• [INSTRUCTIONS TO FOLLOW] Print each of the entries exactly, leaving nothing out.

• [Stored data entries]
• • • •

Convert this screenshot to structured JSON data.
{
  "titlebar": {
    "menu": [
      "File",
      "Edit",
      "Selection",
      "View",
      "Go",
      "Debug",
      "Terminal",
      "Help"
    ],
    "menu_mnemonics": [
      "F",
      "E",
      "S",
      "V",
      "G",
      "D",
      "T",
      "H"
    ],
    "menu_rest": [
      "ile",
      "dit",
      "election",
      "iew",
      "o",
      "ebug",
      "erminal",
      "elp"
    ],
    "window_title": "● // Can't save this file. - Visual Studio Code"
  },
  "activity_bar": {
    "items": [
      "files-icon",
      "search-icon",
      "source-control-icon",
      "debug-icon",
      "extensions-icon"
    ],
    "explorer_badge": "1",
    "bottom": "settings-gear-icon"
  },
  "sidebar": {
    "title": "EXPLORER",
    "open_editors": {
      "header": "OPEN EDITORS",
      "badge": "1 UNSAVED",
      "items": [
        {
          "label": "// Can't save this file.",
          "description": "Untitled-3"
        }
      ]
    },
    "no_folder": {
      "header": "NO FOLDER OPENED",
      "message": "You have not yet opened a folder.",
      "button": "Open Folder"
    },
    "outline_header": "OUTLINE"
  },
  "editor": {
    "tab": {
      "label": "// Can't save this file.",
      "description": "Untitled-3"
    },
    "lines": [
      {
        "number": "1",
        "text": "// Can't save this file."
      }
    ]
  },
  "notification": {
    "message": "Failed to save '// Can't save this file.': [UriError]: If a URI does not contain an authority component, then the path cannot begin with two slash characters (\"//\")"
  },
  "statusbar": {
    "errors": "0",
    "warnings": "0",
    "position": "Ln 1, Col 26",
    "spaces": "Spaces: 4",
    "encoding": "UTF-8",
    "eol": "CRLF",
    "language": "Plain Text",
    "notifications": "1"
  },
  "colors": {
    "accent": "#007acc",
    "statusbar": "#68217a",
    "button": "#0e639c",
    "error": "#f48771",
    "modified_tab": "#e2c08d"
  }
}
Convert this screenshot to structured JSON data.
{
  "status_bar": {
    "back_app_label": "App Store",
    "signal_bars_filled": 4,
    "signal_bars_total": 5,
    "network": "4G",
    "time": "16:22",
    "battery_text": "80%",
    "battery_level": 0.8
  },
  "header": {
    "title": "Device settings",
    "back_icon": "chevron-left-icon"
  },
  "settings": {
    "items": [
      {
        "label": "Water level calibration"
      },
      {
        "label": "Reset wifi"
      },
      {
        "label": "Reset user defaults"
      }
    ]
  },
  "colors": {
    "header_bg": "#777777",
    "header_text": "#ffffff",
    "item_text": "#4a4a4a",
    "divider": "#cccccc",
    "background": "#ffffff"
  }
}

• • • •

• [CORRECT RESULT]
Convert this screenshot to structured JSON data.
{
  "titlebar": {
    "menu": [
      "File",
      "Edit",
      "Selection",
      "View",
      "Go",
      "Debug",
      "Terminal",
      "Help"
    ],
    "menu_mnemonics": [
      "F",
      "E",
      "S",
      "V",
      "G",
      "D",
      "T",
      "H"
    ],
    "menu_rest": [
      "ile",
      "dit",
      "election",
      "iew",
      "o",
      "ebug",
      "erminal",
      "elp"
    ],
    "window_title": "● // Can't save this file. - Visual Studio Code"
  },
  "activity_bar": {
    "items": [
      "files-icon",
      "search-icon",
      "source-control-icon",
      "debug-icon",
      "extensions-icon"
    ],
    "explorer_badge": "1",
    "bottom": "settings-gear-icon"
  },
  "sidebar": {
    "title": "EXPLORER",
    "open_editors": {
      "header": "OPEN EDITORS",
      "badge": "1 UNSAVED",
      "items": [
        {
          "label": "// Can't save this file.",
          "description": "Untitled-3"
        }
      ]
    },
    "no_folder": {
      "header": "NO FOLDER OPENED",
      "message": "You have not yet opened a folder.",
      "button": "Open Folder"
    },
    "outline_header": "OUTLINE"
  },
  "editor": {
    "tab": {
      "label": "// Can't save this file.",
      "description": "Untitled-3"
    },
    "lines": [
      {
        "number": "1",
        "text": "// Can't save this file."
      }
    ]
  },
  "notification": {
    "message": "Failed to save '// Can't save this file.': [UriError]: If a URI does not contain an authority component, then the path cannot begin with two slash characters (\"//\")"
  },
  "statusbar": {
    "errors": "0",
    "warnings": "0",
    "position": "Ln 1, Col 26",
    "spaces": "Spaces: 4",
    "encoding": "UTF-8",
    "eol": "CRLF",
    "language": "Plain Text",
    "notifications": "1"
  },
  "colors": {
    "accent": "#007acc",
    "statusbar": "#68217a",
    "button": "#0e639c",
    "error": "#f48771",
    "modified_tab": "#e2c08d"
  }
}
Convert this screenshot to structured JSON data.
{
  "status_bar": {
    "back_app_label": "App Store",
    "signal_bars_filled": 4,
    "signal_bars_total": 5,
    "network": "4G",
    "time": "16:22",
    "battery_text": "80%",
    "battery_level": 0.8
  },
  "header": {
    "title": "Device settings",
    "back_icon": "chevron-left-icon"
  },
  "settings": {
    "items": [
      {
        "label": "Water level calibration"
      },
      {
        "label": "Reset wifi"
      },
      {
        "label": "Reset user defaults"
      }
    ]
  },
  "colors": {
    "header_bg": "#777777",
    "header_text": "#ffffff",
    "item_text": "#4a4a4a",
    "divider": "#cccccc",
    "background": "#ffffff"
  }
}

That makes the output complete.